_Selected text_:
==================================================
I do not propose to detain the House for long, but I want to refer specifically to Lords amendment 22B. Part of me wants to be sympathetic towards it, especially after the measured speech by my hon. Friend the Member for Waveney (Peter Aldous). However, I have a concern about the understanding on which it is predicated, namely, that councils do their job properly. Unfortunately I have experience of Soviet Sandwell Council, which does not do its job properly.
I remember the pandemic, and I remember the lack of accountability that we saw when virtual meetings cut out halfway through and the public were seemingly unable to access meetings at which key decisions were being made. It therefore frightens me that we might consider potentially giving a local authority—I am sorry to say this—as corrupt as Sandwell Council any possibility of hiding itself behind virtual meetings. The fact that my right hon. Friend the Secretary of State had to intervene on this local authority some 12 months ago because of the utter failure in its governance processes is one reason why I hesitate to support the Bill.
I recognise that local authorities broadly can and do get this right, but where it goes horribly wrong, we have seen it and we have lived it, and it terrifies me. Even today, when we are back in physical meetings, let me give Members an example of what might transpire if the amendment were passed. If a monitoring officer fails to advise that a council is in breach of section 31 of the Local Government Act 2003, that effectively allows councillors to vote on a pecuniary matter in which they have an interest, which, as Members will know, is against the law. I believe that this local authority would use the provisions in the amendment to hide itself and mask itself, and to allow even more of the inept and, in fact, borderline corrupt behaviour that we have seen. Unfortunately, officers at a high level—I do not mean all officers, but certainly the officers in the local authority with whom I have dealt—seem quite happy to be complicit in some of that behaviour at times. That is why it would terrify me to allow this amendment to be passed.
The core of the amendment, however, involves accessibility. The hon. Member for Greenwich and Woolwich (Matthew Pennycook) touched on that, and I agree with him: I think we need to get better at accessibility, and to consider broader ways of doing that. Although the amendment may not be passed, I think it has drawn out something that we have to do. Whatever the colour of our Government, we need to get more people into council meetings to talk about their experiences. However, I am terrified by what this amendment would do to my constituents. Effectively, it would allow the authority to mask itself even more.
I have come to one conclusion on this. I think there is a way in which the amendment might work. Sandwell Council is, ultimately, an embarrassment for the Black Country and a stain on local government in the west midlands, and we are undergoing a review of local government in the west midlands at the moment. The only conclusion I can draw is that it is now time to abolish Sandwell Council, and subsume the towns that make it up into other parts. I am thinking particularly of my communities in Tipton and Wednesbury. They need their identity back, but, more important, they
need that accountability. It is time for Sandwell to go, because it has been an embarrassment for the last 50 years. It is time to put it in the bin.
I support some of the underlying aims of the Lords amendments, which I think we must take forward. I think we can all agree on that, across the House. However, owing to the experiences I have had for the last four years as a Member of Parliament, this particular mechanism concerns me a great deal, and I can only support it if there is some sort of guarantee that Sandwell Council will be put in the bin.
==================================================
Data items
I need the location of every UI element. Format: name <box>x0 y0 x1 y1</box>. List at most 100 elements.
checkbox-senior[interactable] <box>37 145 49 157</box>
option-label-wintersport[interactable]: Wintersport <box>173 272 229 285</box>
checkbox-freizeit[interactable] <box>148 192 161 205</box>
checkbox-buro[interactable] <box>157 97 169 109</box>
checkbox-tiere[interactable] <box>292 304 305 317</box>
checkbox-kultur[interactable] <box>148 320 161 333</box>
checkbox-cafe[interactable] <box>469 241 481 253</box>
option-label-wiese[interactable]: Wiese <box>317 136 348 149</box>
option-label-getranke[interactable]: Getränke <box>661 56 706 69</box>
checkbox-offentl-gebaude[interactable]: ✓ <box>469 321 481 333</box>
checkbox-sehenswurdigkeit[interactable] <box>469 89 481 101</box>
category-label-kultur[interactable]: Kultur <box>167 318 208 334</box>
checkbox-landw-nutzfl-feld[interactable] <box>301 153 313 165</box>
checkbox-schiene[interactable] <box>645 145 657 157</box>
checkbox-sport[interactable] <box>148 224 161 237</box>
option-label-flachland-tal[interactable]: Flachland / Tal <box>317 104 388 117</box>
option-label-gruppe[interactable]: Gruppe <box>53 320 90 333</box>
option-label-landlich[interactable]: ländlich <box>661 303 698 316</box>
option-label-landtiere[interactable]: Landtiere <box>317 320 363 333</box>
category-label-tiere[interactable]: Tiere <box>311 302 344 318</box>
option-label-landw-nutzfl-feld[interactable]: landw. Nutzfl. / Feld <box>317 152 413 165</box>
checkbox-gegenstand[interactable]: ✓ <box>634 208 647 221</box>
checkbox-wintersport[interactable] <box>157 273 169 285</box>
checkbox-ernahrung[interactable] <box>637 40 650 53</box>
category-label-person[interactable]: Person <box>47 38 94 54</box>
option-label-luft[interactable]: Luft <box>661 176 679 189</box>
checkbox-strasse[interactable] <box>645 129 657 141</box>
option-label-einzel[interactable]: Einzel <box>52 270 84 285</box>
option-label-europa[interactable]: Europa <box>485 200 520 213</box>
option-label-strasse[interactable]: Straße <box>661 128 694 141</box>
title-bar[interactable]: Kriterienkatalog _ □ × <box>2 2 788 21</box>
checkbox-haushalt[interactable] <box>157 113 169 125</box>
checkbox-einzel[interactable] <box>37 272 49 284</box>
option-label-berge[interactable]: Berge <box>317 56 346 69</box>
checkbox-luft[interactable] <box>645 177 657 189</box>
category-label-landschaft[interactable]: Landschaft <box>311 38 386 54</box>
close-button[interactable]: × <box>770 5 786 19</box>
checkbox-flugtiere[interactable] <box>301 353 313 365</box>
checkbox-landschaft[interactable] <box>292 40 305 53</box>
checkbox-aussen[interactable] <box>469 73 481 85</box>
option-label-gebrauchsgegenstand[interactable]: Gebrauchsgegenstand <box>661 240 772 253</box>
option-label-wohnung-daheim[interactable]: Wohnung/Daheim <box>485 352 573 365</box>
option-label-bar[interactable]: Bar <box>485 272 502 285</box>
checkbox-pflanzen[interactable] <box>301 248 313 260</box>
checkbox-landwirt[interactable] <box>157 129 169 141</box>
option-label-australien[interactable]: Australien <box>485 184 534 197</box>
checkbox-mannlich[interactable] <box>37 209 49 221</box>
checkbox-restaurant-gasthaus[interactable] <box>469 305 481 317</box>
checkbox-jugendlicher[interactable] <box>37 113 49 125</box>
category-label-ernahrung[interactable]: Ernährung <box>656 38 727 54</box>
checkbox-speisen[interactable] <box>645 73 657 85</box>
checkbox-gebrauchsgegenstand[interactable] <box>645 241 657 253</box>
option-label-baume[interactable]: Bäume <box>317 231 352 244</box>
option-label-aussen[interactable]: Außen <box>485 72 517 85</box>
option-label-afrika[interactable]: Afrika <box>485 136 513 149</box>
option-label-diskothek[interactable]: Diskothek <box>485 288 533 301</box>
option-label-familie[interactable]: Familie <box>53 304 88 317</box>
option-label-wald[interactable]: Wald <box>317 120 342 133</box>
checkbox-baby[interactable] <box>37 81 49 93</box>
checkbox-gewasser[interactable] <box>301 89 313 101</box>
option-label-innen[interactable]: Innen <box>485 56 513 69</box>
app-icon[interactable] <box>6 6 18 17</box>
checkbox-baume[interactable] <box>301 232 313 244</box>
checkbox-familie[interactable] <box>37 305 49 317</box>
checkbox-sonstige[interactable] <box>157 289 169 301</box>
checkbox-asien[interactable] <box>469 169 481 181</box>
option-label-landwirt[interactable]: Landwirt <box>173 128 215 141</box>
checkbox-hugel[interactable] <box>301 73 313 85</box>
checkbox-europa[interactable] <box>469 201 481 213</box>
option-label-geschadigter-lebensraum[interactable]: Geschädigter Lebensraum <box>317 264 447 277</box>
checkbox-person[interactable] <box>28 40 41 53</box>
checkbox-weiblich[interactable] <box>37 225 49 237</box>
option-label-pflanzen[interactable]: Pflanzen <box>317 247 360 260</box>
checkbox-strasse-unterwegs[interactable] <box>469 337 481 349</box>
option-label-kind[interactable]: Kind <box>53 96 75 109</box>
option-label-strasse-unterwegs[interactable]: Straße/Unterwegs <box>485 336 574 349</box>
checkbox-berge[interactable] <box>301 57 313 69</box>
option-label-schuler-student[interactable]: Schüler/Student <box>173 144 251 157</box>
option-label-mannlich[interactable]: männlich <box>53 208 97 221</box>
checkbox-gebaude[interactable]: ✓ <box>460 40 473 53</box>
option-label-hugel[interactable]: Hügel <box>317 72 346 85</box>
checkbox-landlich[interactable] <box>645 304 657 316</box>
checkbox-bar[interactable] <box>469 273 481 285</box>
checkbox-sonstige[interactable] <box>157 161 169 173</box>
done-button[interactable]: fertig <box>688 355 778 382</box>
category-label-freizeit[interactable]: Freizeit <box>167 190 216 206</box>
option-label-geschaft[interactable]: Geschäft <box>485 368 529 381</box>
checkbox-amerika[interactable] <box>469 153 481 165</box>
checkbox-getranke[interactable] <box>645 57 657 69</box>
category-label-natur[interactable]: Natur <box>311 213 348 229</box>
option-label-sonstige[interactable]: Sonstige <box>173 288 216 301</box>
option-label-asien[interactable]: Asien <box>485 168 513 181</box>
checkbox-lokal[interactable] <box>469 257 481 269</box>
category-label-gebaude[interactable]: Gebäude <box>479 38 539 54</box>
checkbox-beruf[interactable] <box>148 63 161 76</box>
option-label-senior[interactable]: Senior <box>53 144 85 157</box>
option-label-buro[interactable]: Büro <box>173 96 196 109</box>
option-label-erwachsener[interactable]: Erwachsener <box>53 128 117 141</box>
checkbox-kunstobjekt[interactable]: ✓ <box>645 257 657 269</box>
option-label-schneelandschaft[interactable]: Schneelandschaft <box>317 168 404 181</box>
==================================================
_Work order 1_: In the speech on Lords amendment 22B, reproduce word for word the passage from "I support some" to "put in the bin.".
_Work order 2_: In the speech on Lords amendment 22B, why does the speaker find it frightening to give Sandwell Council any possibility of holding virtual meetings? Answer in one to three sentences.

_Exercise result 1_:
I support some of the underlying aims of the Lords amendments, which I think we must take forward. I think we can all agree on that, across the House. However, owing to the experiences I have had for the last four years as a Member of Parliament, this particular mechanism concerns me a great deal, and I can only support it if there is some sort of guarantee that Sandwell Council will be put in the bin.

_Exercise result 2_: The speaker remembers the lack of accountability during the pandemic, when virtual meetings cut out halfway through and the public seemed unable to access meetings where key decisions were made. The speaker regards Sandwell Council as corrupt and fears it would use virtual meetings to hide itself.